> Stated problem:
Output all lines exactly, with nothing added or dropped.
----
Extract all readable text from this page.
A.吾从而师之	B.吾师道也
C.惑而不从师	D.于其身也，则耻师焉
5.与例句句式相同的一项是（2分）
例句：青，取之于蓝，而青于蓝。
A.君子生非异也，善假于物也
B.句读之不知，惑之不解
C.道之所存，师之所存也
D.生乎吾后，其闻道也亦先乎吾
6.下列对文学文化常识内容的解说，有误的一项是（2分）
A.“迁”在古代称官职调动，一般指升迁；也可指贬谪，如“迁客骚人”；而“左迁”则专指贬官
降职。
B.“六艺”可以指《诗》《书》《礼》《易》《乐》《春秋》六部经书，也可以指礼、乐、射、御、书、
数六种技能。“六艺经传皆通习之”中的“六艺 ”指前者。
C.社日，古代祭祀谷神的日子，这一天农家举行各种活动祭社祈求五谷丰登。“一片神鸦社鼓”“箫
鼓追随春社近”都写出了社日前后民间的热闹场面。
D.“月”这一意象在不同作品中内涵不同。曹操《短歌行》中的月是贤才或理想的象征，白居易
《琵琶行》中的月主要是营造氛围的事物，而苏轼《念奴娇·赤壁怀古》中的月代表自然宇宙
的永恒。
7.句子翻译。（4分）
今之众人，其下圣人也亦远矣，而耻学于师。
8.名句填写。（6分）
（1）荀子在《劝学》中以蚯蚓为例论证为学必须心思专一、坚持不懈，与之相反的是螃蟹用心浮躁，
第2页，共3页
----
> Result of the exercise:
Extract all readable text from this page.
A.吾从而师之	B.吾师道也
C.惑而不从师	D.于其身也，则耻师焉
5.与例句句式相同的一项是（2分）
例句：青，取之于蓝，而青于蓝。
A.君子生非异也，善假于物也
B.句读之不知，惑之不解
C.道之所存，师之所存也
D.生乎吾后，其闻道也亦先乎吾
6.下列对文学文化常识内容的解说，有误的一项是（2分）
A.“迁”在古代称官职调动，一般指升迁；也可指贬谪，如“迁客骚人”；而“左迁”则专指贬官
降职。
B.“六艺”可以指《诗》《书》《礼》《易》《乐》《春秋》六部经书，也可以指礼、乐、射、御、书、
数六种技能。“六艺经传皆通习之”中的“六艺 ”指前者。
C.社日，古代祭祀谷神的日子，这一天农家举行各种活动祭社祈求五谷丰登。“一片神鸦社鼓”“箫
鼓追随春社近”都写出了社日前后民间的热闹场面。
D.“月”这一意象在不同作品中内涵不同。曹操《短歌行》中的月是贤才或理想的象征，白居易
《琵琶行》中的月主要是营造氛围的事物，而苏轼《念奴娇·赤壁怀古》中的月代表自然宇宙
的永恒。
7.句子翻译。（4分）
今之众人，其下圣人也亦远矣，而耻学于师。
8.名句填写。（6分）
（1）荀子在《劝学》中以蚯蚓为例论证为学必须心思专一、坚持不懈，与之相反的是螃蟹用心浮躁，
第2页，共3页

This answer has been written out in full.